_What you should do_
Below is a listing; reproduce each line of it exactly.

Raw records:
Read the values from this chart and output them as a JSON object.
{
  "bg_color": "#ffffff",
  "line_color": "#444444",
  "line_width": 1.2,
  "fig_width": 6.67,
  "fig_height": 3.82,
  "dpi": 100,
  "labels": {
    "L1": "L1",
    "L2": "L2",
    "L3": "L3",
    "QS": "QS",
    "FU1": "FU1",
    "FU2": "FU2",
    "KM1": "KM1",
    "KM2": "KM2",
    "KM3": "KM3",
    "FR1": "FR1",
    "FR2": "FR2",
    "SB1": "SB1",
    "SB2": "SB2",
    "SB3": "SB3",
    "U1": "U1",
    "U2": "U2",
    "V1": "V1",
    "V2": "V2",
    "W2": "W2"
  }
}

_The completed task_
Read the values from this chart and output them as a JSON object.
{
  "bg_color": "#ffffff",
  "line_color": "#444444",
  "line_width": 1.2,
  "fig_width": 6.67,
  "fig_height": 3.82,
  "dpi": 100,
  "labels": {
    "L1": "L1",
    "L2": "L2",
    "L3": "L3",
    "QS": "QS",
    "FU1": "FU1",
    "FU2": "FU2",
    "KM1": "KM1",
    "KM2": "KM2",
    "KM3": "KM3",
    "FR1": "FR1",
    "FR2": "FR2",
    "SB1": "SB1",
    "SB2": "SB2",
    "SB3": "SB3",
    "U1": "U1",
    "U2": "U2",
    "V1": "V1",
    "V2": "V2",
    "W2": "W2"
  }
}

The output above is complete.